'''

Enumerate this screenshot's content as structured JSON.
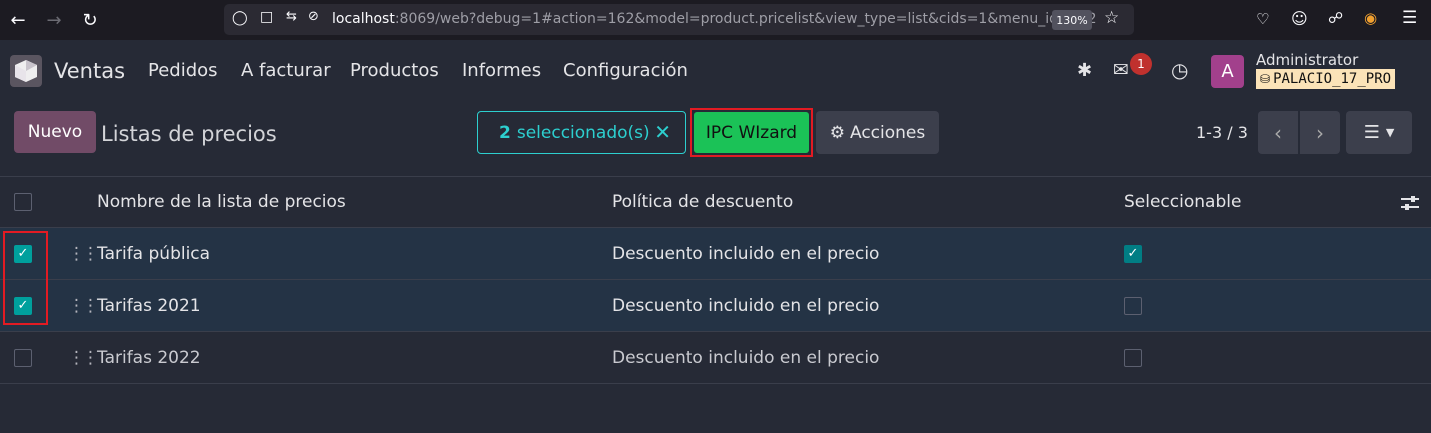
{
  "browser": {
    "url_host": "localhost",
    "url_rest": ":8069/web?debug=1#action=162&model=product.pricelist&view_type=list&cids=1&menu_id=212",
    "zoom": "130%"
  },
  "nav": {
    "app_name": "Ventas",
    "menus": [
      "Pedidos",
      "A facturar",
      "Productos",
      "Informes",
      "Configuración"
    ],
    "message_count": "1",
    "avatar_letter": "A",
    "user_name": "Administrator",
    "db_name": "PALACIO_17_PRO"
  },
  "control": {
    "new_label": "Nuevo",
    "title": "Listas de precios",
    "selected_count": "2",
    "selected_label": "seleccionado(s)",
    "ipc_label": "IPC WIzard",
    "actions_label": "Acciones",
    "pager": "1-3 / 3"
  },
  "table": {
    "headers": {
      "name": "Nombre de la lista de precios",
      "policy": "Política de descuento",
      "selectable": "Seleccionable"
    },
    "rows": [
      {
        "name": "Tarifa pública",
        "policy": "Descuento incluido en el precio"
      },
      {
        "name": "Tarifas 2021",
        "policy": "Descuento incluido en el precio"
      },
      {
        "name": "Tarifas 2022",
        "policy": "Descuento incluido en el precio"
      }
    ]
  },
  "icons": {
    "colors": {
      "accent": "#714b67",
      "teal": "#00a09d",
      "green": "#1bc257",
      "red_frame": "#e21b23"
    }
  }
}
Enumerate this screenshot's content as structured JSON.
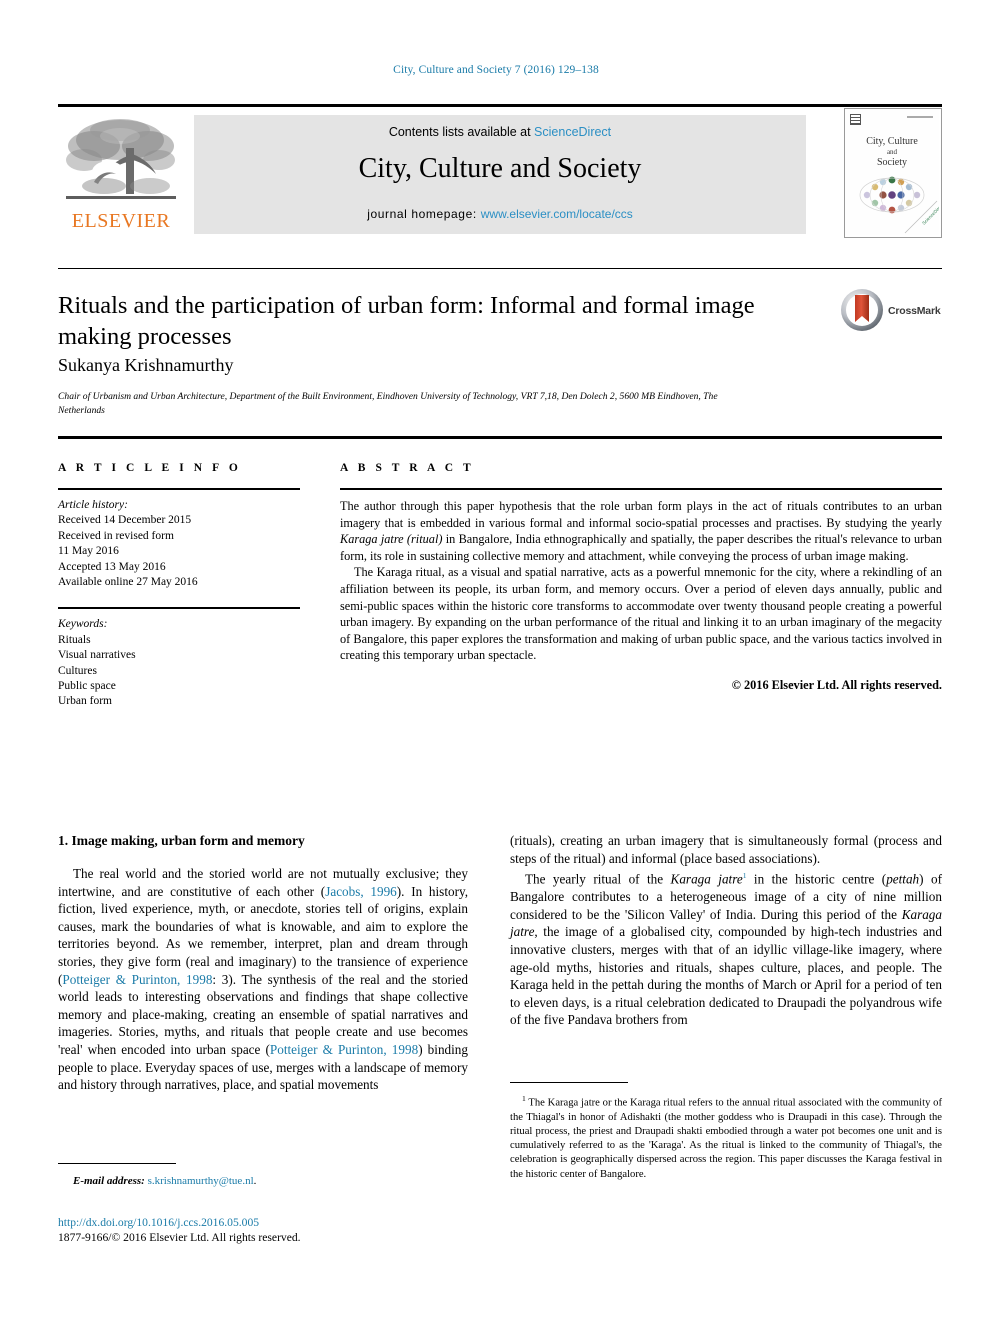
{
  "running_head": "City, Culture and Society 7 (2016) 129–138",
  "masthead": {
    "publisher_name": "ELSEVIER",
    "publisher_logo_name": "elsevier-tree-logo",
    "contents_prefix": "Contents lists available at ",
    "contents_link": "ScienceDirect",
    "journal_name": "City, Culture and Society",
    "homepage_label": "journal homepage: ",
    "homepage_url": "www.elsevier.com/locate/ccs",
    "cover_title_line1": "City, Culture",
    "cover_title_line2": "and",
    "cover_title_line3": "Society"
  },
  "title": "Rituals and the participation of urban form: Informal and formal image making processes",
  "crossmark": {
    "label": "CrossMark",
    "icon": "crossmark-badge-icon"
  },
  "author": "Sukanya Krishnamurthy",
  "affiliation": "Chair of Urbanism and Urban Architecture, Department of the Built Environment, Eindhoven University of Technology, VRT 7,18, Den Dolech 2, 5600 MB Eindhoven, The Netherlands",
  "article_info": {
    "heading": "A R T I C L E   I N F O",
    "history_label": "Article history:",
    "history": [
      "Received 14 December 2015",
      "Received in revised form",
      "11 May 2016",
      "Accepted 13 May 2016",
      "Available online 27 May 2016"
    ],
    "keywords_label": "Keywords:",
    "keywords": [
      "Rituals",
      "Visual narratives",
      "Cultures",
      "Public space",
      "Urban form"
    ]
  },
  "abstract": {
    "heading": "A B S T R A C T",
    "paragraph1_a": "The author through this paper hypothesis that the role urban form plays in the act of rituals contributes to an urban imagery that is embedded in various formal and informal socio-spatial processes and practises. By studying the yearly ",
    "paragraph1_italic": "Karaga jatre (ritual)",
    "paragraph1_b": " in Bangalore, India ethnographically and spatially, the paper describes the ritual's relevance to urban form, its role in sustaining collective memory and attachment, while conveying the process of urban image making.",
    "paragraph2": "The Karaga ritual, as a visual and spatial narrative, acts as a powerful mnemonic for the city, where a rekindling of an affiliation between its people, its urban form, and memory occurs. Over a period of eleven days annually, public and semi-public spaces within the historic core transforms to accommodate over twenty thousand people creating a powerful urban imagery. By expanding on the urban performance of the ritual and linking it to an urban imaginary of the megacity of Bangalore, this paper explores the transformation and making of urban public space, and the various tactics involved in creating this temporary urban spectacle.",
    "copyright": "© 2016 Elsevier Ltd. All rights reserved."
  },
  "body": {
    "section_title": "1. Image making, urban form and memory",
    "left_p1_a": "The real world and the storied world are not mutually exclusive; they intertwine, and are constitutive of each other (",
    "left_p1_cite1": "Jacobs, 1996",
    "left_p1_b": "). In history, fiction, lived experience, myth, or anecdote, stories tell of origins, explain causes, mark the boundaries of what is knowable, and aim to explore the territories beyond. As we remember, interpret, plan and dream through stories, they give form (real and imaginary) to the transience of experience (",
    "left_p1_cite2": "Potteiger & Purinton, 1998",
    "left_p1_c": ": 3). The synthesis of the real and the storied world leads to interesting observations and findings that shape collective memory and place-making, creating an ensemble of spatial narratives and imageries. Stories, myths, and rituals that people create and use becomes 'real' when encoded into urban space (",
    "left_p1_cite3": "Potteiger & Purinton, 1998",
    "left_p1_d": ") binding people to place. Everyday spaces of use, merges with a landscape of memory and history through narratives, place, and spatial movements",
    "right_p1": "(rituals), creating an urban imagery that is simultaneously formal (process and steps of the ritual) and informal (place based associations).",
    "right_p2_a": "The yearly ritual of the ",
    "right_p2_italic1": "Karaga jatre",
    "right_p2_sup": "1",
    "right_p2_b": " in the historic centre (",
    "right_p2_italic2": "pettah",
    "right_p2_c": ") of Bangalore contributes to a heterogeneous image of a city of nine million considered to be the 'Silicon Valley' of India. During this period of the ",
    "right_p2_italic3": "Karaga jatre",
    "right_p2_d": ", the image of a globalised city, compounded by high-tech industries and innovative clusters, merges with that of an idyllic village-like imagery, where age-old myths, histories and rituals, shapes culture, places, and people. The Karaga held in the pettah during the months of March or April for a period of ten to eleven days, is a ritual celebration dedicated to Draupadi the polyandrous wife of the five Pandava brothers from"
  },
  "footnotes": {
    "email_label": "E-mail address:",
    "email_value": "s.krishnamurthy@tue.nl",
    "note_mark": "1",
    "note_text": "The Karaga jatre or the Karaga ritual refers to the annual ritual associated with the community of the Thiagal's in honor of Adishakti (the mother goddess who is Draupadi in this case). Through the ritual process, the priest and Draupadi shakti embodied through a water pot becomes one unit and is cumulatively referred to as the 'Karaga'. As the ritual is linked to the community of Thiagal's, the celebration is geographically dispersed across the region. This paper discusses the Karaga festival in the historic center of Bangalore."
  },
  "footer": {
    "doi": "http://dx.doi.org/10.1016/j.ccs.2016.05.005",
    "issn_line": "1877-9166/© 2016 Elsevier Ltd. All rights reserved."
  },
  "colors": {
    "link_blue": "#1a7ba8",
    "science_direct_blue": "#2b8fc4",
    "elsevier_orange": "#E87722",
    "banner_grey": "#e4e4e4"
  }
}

'''

→ **Short task**
Quote everything in the listing above exactly; pictures are the only thing to omit.

→ **Right answer**
Enumerate this screenshot's content as structured JSON.
{
  "browser": {
    "url_host": "localhost",
    "url_rest": ":8069/web?debug=1#action=162&model=product.pricelist&view_type=list&cids=1&menu_id=212",
    "zoom": "130%"
  },
  "nav": {
    "app_name": "Ventas",
    "menus": [
      "Pedidos",
      "A facturar",
      "Productos",
      "Informes",
      "Configuración"
    ],
    "message_count": "1",
    "avatar_letter": "A",
    "user_name": "Administrator",
    "db_name": "PALACIO_17_PRO"
  },
  "control": {
    "new_label": "Nuevo",
    "title": "Listas de precios",
    "selected_count": "2",
    "selected_label": "seleccionado(s)",
    "ipc_label": "IPC WIzard",
    "actions_label": "Acciones",
    "pager": "1-3 / 3"
  },
  "table": {
    "headers": {
      "name": "Nombre de la lista de precios",
      "policy": "Política de descuento",
      "selectable": "Seleccionable"
    },
    "rows": [
      {
        "name": "Tarifa pública",
        "policy": "Descuento incluido en el precio"
      },
      {
        "name": "Tarifas 2021",
        "policy": "Descuento incluido en el precio"
      },
      {
        "name": "Tarifas 2022",
        "policy": "Descuento incluido en el precio"
      }
    ]
  },
  "icons": {
    "colors": {
      "accent": "#714b67",
      "teal": "#00a09d",
      "green": "#1bc257",
      "red_frame": "#e21b23"
    }
  }
}
Enumerate this screenshot's content as structured JSON.
{
  "running_head": "City, Culture and Society 7 (2016) 129–138",
  "masthead": {
    "publisher_name": "ELSEVIER",
    "publisher_logo_name": "elsevier-tree-logo",
    "contents_prefix": "Contents lists available at ",
    "contents_link": "ScienceDirect",
    "journal_name": "City, Culture and Society",
    "homepage_label": "journal homepage: ",
    "homepage_url": "www.elsevier.com/locate/ccs",
    "cover_title_line1": "City, Culture",
    "cover_title_line2": "and",
    "cover_title_line3": "Society"
  },
  "title": "Rituals and the participation of urban form: Informal and formal image making processes",
  "crossmark": {
    "label": "CrossMark",
    "icon": "crossmark-badge-icon"
  },
  "author": "Sukanya Krishnamurthy",
  "affiliation": "Chair of Urbanism and Urban Architecture, Department of the Built Environment, Eindhoven University of Technology, VRT 7,18, Den Dolech 2, 5600 MB Eindhoven, The Netherlands",
  "article_info": {
    "heading": "A R T I C L E   I N F O",
    "history_label": "Article history:",
    "history": [
      "Received 14 December 2015",
      "Received in revised form",
      "11 May 2016",
      "Accepted 13 May 2016",
      "Available online 27 May 2016"
    ],
    "keywords_label": "Keywords:",
    "keywords": [
      "Rituals",
      "Visual narratives",
      "Cultures",
      "Public space",
      "Urban form"
    ]
  },
  "abstract": {
    "heading": "A B S T R A C T",
    "paragraph1_a": "The author through this paper hypothesis that the role urban form plays in the act of rituals contributes to an urban imagery that is embedded in various formal and informal socio-spatial processes and practises. By studying the yearly ",
    "paragraph1_italic": "Karaga jatre (ritual)",
    "paragraph1_b": " in Bangalore, India ethnographically and spatially, the paper describes the ritual's relevance to urban form, its role in sustaining collective memory and attachment, while conveying the process of urban image making.",
    "paragraph2": "The Karaga ritual, as a visual and spatial narrative, acts as a powerful mnemonic for the city, where a rekindling of an affiliation between its people, its urban form, and memory occurs. Over a period of eleven days annually, public and semi-public spaces within the historic core transforms to accommodate over twenty thousand people creating a powerful urban imagery. By expanding on the urban performance of the ritual and linking it to an urban imaginary of the megacity of Bangalore, this paper explores the transformation and making of urban public space, and the various tactics involved in creating this temporary urban spectacle.",
    "copyright": "© 2016 Elsevier Ltd. All rights reserved."
  },
  "body": {
    "section_title": "1. Image making, urban form and memory",
    "left_p1_a": "The real world and the storied world are not mutually exclusive; they intertwine, and are constitutive of each other (",
    "left_p1_cite1": "Jacobs, 1996",
    "left_p1_b": "). In history, fiction, lived experience, myth, or anecdote, stories tell of origins, explain causes, mark the boundaries of what is knowable, and aim to explore the territories beyond. As we remember, interpret, plan and dream through stories, they give form (real and imaginary) to the transience of experience (",
    "left_p1_cite2": "Potteiger & Purinton, 1998",
    "left_p1_c": ": 3). The synthesis of the real and the storied world leads to interesting observations and findings that shape collective memory and place-making, creating an ensemble of spatial narratives and imageries. Stories, myths, and rituals that people create and use becomes 'real' when encoded into urban space (",
    "left_p1_cite3": "Potteiger & Purinton, 1998",
    "left_p1_d": ") binding people to place. Everyday spaces of use, merges with a landscape of memory and history through narratives, place, and spatial movements",
    "right_p1": "(rituals), creating an urban imagery that is simultaneously formal (process and steps of the ritual) and informal (place based associations).",
    "right_p2_a": "The yearly ritual of the ",
    "right_p2_italic1": "Karaga jatre",
    "right_p2_sup": "1",
    "right_p2_b": " in the historic centre (",
    "right_p2_italic2": "pettah",
    "right_p2_c": ") of Bangalore contributes to a heterogeneous image of a city of nine million considered to be the 'Silicon Valley' of India. During this period of the ",
    "right_p2_italic3": "Karaga jatre",
    "right_p2_d": ", the image of a globalised city, compounded by high-tech industries and innovative clusters, merges with that of an idyllic village-like imagery, where age-old myths, histories and rituals, shapes culture, places, and people. The Karaga held in the pettah during the months of March or April for a period of ten to eleven days, is a ritual celebration dedicated to Draupadi the polyandrous wife of the five Pandava brothers from"
  },
  "footnotes": {
    "email_label": "E-mail address:",
    "email_value": "s.krishnamurthy@tue.nl",
    "note_mark": "1",
    "note_text": "The Karaga jatre or the Karaga ritual refers to the annual ritual associated with the community of the Thiagal's in honor of Adishakti (the mother goddess who is Draupadi in this case). Through the ritual process, the priest and Draupadi shakti embodied through a water pot becomes one unit and is cumulatively referred to as the 'Karaga'. As the ritual is linked to the community of Thiagal's, the celebration is geographically dispersed across the region. This paper discusses the Karaga festival in the historic center of Bangalore."
  },
  "footer": {
    "doi": "http://dx.doi.org/10.1016/j.ccs.2016.05.005",
    "issn_line": "1877-9166/© 2016 Elsevier Ltd. All rights reserved."
  },
  "colors": {
    "link_blue": "#1a7ba8",
    "science_direct_blue": "#2b8fc4",
    "elsevier_orange": "#E87722",
    "banner_grey": "#e4e4e4"
  }
}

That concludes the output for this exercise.